(Stored records)
------------------------------------

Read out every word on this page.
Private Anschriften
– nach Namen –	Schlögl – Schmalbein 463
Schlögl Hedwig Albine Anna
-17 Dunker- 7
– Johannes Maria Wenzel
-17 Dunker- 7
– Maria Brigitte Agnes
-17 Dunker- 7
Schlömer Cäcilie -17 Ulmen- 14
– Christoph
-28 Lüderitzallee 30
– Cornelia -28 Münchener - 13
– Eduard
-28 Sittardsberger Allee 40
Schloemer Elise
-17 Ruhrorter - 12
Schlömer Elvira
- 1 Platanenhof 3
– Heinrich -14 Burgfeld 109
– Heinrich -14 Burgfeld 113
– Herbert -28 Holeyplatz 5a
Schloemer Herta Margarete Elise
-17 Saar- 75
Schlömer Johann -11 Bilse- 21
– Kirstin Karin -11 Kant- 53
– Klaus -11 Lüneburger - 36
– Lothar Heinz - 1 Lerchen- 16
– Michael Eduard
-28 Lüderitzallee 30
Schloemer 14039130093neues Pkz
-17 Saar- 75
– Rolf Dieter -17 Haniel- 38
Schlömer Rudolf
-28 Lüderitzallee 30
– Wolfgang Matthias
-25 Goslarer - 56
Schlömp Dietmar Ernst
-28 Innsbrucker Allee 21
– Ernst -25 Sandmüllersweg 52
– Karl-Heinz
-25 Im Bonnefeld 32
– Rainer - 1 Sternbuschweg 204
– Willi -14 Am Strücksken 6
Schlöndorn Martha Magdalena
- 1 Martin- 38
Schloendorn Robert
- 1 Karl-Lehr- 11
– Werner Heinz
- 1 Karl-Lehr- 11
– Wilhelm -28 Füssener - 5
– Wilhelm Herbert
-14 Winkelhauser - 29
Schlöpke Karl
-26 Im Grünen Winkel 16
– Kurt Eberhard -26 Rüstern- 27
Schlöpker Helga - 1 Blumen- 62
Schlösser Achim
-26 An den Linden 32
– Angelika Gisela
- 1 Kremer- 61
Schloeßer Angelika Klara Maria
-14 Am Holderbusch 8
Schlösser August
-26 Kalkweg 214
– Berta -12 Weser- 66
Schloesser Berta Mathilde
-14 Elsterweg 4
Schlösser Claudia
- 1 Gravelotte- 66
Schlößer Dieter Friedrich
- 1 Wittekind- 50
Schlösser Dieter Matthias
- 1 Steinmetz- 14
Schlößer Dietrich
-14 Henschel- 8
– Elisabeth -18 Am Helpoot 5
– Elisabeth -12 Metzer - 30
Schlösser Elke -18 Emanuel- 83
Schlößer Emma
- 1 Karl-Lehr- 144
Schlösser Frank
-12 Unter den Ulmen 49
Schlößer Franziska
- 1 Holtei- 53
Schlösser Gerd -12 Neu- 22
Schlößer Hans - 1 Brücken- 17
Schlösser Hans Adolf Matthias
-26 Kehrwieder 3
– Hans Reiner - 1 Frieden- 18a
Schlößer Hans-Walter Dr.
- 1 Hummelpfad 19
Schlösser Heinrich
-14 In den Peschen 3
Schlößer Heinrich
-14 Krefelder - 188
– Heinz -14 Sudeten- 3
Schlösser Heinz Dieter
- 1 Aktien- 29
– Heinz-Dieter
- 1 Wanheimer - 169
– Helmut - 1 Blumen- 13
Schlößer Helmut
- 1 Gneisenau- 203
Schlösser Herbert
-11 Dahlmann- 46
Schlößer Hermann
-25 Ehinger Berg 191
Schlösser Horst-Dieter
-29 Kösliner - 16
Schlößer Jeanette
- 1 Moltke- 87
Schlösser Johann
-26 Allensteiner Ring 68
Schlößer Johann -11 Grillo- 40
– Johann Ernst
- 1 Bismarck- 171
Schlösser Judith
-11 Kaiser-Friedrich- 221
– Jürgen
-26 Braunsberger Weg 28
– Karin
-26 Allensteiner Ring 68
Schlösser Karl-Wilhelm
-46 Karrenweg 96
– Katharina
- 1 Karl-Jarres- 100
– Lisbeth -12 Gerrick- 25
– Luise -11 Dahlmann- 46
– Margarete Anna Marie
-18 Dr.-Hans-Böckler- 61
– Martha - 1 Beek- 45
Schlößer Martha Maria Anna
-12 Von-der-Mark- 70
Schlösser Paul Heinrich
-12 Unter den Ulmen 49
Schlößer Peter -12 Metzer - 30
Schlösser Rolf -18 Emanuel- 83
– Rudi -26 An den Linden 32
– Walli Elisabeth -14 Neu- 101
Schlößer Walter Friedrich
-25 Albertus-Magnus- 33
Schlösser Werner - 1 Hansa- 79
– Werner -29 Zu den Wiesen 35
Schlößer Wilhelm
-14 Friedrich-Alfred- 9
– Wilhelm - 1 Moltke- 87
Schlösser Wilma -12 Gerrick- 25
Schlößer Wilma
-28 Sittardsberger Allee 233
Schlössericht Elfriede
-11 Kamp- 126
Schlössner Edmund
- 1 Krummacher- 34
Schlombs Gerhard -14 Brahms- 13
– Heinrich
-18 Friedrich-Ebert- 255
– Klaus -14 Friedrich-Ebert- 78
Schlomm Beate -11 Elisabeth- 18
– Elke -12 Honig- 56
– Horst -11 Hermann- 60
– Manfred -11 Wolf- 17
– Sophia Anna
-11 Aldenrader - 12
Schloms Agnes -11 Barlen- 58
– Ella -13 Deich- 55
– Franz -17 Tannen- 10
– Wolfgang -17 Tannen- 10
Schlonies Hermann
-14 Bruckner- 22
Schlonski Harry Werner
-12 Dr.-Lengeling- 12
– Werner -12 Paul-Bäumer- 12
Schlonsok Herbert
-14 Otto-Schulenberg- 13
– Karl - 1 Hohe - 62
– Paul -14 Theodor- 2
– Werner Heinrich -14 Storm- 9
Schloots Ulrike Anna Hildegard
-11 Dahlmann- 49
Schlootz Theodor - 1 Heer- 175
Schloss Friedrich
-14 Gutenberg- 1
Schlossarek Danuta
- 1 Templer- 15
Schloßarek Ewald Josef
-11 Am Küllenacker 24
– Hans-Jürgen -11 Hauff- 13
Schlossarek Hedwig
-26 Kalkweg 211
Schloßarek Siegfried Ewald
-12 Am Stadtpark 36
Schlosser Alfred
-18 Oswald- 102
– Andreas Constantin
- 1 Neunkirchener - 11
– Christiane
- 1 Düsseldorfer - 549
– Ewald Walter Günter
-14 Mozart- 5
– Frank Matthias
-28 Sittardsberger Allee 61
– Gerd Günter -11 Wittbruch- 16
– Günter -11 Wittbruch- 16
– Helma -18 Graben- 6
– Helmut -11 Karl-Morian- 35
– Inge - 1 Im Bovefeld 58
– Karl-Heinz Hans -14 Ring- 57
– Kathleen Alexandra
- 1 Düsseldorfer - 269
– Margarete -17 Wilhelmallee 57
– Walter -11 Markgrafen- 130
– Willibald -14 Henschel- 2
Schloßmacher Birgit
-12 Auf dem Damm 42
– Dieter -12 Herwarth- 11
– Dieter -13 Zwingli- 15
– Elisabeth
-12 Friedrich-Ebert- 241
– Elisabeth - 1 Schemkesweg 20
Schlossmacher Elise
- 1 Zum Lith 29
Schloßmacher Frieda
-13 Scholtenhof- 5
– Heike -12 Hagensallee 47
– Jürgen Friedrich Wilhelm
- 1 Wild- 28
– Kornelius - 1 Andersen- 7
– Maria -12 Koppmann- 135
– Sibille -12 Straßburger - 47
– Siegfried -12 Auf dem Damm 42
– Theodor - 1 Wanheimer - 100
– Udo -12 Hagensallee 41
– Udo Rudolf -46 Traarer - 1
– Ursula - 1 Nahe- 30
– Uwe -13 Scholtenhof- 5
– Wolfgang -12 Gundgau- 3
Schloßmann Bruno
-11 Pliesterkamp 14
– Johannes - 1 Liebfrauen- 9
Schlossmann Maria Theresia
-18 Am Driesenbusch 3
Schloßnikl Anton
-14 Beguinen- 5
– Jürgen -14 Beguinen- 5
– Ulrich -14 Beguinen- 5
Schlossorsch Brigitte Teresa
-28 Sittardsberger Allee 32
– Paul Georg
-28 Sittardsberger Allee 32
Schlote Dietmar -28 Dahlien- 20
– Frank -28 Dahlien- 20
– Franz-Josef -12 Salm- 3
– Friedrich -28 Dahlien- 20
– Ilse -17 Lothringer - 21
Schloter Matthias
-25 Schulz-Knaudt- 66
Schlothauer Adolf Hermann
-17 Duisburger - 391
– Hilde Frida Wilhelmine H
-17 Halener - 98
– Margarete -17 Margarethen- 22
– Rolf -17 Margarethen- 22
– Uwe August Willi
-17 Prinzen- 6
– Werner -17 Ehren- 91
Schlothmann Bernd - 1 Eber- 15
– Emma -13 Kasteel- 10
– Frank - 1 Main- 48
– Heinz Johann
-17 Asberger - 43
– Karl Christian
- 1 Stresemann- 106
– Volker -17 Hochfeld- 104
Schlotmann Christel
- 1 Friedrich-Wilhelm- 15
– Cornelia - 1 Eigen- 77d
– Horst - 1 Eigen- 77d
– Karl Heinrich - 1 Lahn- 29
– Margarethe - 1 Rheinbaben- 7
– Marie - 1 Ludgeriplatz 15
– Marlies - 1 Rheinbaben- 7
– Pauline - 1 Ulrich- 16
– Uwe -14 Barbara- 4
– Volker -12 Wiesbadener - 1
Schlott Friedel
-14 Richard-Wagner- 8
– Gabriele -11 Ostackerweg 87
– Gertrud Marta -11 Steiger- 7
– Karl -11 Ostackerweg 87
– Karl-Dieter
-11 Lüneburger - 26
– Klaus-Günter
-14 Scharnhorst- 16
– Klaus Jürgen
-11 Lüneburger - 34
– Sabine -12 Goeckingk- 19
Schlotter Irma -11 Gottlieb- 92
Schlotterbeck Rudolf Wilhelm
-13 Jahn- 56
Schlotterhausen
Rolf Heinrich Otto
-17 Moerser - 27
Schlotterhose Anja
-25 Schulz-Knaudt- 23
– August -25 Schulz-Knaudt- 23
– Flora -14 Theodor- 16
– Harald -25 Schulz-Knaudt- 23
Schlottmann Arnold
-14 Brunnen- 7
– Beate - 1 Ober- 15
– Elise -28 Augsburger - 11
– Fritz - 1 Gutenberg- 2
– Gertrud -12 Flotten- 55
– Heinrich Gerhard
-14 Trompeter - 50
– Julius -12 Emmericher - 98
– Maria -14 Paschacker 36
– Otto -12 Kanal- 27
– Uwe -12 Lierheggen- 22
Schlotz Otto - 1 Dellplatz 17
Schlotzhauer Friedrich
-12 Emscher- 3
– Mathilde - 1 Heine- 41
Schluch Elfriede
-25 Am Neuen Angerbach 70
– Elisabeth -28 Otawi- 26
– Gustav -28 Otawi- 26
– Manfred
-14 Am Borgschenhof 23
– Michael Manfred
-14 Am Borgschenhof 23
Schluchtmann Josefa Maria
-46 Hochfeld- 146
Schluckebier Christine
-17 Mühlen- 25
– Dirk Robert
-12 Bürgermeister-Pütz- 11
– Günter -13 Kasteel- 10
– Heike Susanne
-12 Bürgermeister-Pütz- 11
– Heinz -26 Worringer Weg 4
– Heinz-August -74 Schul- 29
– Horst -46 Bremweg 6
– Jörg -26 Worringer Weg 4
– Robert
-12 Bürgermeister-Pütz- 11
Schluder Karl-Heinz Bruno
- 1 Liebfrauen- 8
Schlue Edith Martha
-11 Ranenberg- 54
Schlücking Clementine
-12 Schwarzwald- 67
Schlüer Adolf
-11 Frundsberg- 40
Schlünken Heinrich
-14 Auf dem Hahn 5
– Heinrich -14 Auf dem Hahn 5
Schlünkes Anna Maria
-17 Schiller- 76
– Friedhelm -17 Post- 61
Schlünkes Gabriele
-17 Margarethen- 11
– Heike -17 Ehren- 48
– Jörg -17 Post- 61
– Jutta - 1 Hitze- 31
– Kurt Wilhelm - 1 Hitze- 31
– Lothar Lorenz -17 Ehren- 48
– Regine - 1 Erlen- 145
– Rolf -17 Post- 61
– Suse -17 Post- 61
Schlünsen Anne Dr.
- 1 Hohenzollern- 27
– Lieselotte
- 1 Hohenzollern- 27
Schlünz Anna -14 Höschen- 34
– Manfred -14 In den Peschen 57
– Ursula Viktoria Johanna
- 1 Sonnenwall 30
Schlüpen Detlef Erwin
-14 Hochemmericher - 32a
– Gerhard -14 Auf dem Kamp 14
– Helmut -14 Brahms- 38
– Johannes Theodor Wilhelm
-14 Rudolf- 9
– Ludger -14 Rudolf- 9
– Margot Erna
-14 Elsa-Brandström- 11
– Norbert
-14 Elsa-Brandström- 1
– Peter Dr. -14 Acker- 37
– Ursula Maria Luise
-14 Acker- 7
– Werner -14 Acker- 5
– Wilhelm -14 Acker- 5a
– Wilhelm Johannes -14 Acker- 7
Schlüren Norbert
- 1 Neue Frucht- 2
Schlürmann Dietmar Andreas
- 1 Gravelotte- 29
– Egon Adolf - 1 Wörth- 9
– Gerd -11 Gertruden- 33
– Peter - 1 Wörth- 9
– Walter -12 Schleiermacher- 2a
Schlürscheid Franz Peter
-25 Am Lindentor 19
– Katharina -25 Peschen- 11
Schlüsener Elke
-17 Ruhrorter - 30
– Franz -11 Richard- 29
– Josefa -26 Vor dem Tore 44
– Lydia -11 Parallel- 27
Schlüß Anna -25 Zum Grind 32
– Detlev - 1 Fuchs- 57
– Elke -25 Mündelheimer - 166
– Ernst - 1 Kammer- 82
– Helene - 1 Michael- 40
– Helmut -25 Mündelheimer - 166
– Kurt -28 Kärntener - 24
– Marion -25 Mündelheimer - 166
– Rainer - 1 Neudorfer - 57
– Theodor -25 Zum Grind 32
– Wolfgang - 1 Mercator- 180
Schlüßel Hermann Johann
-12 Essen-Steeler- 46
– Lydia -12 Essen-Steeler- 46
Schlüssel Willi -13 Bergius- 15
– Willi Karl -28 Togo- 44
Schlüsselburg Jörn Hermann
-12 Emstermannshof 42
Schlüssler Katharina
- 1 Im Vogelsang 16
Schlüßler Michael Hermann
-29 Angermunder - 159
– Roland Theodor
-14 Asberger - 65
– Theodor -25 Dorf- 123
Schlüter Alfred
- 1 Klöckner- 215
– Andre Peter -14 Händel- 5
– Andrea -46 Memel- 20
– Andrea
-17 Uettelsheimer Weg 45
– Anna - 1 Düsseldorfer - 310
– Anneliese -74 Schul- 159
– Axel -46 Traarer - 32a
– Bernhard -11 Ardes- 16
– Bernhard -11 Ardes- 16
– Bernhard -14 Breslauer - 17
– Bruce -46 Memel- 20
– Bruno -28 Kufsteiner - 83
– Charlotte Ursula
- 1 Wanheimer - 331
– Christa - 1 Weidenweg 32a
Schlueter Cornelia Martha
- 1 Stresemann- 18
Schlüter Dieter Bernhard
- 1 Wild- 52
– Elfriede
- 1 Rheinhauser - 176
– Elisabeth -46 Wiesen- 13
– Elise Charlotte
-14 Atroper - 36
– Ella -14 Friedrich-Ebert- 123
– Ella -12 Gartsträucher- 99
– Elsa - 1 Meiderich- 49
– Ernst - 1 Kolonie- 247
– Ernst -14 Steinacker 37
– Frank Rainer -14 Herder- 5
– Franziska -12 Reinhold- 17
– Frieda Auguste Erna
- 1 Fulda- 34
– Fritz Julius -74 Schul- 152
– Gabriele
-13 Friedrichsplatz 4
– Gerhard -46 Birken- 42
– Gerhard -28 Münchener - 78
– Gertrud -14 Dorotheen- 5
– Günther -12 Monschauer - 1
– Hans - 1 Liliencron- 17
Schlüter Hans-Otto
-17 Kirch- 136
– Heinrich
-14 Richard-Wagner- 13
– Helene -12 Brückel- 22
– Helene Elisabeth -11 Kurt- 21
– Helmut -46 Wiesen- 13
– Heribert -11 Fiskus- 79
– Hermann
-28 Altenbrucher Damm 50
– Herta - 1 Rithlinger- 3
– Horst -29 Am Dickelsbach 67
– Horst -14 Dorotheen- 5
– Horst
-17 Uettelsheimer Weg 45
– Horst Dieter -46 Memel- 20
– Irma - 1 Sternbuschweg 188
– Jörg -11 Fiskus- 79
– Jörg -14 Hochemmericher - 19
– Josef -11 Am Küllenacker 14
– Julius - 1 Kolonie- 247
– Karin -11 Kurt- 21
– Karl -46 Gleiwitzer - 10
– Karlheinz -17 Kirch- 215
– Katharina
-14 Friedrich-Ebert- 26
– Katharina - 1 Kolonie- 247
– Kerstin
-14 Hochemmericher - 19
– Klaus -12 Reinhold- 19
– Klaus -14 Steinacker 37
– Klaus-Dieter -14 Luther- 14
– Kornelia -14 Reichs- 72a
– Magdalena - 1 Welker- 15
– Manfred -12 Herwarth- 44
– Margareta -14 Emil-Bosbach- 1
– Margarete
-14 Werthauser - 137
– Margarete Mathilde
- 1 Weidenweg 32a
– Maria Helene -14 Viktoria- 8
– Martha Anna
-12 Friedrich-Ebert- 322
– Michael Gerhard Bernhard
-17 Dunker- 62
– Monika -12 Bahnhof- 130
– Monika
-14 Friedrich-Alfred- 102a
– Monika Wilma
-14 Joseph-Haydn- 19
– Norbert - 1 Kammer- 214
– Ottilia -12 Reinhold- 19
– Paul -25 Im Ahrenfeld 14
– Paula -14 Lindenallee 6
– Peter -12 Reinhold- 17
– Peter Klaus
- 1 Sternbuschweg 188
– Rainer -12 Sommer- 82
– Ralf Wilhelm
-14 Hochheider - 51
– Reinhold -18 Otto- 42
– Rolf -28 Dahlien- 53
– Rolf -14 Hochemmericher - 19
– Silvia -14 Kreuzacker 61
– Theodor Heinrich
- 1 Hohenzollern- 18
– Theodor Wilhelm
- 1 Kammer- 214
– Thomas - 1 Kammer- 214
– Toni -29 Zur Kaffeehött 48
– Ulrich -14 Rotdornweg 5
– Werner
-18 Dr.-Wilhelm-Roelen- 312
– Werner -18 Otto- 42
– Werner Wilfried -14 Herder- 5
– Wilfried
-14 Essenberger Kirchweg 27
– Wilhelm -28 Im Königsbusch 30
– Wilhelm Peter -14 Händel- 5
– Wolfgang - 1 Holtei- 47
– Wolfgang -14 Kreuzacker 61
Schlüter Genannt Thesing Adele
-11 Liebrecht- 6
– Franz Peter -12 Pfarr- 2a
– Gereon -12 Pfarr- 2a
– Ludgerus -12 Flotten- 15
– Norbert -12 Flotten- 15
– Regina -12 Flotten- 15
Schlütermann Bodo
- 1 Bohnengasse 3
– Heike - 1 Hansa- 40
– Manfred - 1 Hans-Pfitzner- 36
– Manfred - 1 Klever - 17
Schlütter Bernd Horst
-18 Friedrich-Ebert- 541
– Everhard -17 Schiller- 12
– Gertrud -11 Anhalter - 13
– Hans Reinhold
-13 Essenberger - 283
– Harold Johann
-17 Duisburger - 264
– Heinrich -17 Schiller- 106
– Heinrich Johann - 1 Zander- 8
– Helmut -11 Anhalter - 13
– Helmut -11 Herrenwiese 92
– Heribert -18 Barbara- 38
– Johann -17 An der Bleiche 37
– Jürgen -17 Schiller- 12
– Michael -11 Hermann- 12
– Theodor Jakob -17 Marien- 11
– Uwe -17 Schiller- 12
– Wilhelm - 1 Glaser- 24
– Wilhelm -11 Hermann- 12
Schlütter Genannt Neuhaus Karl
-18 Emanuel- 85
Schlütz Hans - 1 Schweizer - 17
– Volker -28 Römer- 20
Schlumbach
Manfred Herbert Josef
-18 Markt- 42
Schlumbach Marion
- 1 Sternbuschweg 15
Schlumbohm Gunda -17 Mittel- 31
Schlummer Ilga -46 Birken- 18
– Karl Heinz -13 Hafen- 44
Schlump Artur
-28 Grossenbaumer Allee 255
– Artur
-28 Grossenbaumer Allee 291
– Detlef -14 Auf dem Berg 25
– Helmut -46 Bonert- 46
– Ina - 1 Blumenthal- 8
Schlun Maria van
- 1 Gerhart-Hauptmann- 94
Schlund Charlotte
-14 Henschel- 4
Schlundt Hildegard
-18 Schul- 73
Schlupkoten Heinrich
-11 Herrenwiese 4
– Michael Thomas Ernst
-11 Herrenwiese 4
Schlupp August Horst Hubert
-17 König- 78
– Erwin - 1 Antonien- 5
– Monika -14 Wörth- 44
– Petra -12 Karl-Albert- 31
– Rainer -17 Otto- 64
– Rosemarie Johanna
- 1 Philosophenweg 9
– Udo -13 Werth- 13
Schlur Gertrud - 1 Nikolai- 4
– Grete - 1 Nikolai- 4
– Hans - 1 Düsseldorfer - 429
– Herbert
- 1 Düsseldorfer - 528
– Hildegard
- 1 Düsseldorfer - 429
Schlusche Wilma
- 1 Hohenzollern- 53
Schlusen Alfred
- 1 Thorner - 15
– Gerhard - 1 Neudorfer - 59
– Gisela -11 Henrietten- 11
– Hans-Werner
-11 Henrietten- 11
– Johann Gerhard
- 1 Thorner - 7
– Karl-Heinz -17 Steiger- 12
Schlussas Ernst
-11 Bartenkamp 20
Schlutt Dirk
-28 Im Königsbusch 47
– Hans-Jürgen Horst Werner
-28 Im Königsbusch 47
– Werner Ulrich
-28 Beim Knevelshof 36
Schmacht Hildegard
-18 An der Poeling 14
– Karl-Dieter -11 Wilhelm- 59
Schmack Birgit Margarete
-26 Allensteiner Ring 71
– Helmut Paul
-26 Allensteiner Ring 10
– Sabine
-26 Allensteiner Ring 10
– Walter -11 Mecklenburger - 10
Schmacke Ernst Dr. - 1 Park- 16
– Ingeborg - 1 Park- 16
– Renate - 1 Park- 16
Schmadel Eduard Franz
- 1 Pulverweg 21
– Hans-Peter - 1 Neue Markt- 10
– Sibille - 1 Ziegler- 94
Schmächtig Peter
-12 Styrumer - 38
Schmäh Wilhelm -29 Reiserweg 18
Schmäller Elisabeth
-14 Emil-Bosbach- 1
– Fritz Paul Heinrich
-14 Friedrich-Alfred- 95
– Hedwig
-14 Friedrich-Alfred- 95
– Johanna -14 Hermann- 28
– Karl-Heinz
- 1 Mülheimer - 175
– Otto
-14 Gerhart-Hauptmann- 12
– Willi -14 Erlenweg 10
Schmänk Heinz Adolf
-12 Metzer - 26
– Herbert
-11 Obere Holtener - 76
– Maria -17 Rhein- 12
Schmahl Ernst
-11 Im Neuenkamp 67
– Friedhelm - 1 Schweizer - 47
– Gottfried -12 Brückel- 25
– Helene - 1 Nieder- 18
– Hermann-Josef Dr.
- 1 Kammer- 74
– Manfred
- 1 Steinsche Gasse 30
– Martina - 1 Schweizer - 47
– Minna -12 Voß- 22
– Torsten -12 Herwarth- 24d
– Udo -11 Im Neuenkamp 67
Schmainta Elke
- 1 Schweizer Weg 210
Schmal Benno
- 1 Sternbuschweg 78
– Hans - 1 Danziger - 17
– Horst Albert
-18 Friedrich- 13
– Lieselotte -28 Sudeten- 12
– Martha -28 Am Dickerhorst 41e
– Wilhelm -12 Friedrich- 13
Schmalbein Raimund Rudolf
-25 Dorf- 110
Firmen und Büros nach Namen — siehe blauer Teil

------------------------------------

**WHAT TO DO:** Report the number of lines in the entries above that include the string "Ernst". Give nothing but the number.

**RESPONSE TO THE EXERCISE:** 10